→ **WORK TO BE COMPLETED**: Count how many lines of the records below contain the string "arrow", treating uppercase and lowercase as different, and reply with that number alone.
==== ROWS ====
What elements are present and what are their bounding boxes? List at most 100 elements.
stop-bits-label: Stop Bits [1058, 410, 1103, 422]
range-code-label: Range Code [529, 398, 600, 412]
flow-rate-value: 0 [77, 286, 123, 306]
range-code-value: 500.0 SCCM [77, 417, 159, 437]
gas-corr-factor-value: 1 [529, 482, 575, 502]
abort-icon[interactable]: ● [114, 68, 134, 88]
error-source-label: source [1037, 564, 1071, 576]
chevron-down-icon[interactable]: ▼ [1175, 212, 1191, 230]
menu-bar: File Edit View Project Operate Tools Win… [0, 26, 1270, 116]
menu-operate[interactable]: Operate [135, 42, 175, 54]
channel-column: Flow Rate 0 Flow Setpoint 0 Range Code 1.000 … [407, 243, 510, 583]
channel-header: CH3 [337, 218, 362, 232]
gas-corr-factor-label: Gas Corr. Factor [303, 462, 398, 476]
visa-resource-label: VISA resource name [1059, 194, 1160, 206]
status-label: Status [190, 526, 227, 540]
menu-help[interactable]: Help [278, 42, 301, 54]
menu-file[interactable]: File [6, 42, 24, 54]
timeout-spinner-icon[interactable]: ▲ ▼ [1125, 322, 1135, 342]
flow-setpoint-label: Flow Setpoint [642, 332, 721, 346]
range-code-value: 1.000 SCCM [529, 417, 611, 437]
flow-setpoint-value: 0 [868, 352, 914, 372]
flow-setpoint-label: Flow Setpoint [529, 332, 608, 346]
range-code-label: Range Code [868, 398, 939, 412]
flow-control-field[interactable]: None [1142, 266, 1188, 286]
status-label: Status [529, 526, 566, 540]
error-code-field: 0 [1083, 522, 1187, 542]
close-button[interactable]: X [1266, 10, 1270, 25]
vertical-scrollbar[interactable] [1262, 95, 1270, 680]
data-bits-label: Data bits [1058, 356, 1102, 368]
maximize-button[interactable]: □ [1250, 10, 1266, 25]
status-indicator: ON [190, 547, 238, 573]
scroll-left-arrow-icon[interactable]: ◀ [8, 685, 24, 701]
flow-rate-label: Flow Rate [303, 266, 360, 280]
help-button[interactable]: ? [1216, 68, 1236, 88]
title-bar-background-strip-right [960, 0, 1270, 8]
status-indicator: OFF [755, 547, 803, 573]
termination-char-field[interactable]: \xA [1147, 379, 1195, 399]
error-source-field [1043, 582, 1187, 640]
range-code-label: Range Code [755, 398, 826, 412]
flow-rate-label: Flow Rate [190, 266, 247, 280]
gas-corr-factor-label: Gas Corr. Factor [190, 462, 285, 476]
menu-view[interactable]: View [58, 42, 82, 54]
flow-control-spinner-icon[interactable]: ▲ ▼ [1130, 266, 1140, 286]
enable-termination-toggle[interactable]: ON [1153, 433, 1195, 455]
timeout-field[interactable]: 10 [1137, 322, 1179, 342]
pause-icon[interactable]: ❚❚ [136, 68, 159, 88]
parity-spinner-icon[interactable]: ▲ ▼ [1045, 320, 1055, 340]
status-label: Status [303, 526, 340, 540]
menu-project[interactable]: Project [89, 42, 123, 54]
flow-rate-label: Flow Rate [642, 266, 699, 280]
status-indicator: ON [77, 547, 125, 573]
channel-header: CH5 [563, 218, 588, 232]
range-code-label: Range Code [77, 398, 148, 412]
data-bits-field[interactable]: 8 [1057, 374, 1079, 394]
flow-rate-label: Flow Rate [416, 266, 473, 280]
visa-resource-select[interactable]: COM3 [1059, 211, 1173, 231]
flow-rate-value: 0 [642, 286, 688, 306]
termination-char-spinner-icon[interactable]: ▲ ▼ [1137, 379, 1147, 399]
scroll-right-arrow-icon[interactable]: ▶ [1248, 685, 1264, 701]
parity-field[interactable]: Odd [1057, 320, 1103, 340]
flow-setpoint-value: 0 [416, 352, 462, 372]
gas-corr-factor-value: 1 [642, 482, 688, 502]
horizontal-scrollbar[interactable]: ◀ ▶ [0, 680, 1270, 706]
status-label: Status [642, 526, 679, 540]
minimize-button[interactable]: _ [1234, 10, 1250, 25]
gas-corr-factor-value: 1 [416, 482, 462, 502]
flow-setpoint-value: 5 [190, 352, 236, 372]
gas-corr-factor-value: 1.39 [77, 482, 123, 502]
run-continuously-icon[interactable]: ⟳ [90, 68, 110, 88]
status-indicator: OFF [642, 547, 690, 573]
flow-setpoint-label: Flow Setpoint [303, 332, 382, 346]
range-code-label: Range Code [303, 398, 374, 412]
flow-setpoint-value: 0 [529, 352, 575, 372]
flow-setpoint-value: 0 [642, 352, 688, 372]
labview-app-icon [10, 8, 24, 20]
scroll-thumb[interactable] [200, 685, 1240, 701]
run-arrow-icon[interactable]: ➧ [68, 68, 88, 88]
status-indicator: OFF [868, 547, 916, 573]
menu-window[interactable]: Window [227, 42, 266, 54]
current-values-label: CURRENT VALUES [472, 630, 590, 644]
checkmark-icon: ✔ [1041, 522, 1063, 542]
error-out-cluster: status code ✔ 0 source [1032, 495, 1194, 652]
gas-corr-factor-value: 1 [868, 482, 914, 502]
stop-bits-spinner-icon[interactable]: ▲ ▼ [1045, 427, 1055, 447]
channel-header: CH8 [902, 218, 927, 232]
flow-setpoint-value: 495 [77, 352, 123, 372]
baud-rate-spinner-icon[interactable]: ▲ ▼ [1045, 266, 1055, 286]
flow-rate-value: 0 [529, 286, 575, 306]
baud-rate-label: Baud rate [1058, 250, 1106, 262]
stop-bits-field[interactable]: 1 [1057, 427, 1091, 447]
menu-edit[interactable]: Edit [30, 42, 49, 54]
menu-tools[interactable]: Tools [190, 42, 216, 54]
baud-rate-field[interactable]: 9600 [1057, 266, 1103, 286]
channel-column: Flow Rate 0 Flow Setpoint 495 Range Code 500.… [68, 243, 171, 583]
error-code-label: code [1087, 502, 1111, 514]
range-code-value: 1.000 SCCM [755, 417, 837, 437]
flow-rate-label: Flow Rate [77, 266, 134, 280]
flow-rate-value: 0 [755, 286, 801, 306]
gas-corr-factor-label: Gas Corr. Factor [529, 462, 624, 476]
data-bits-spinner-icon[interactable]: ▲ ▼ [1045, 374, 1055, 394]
====
→ **EXERCISE OUTPUT**: 3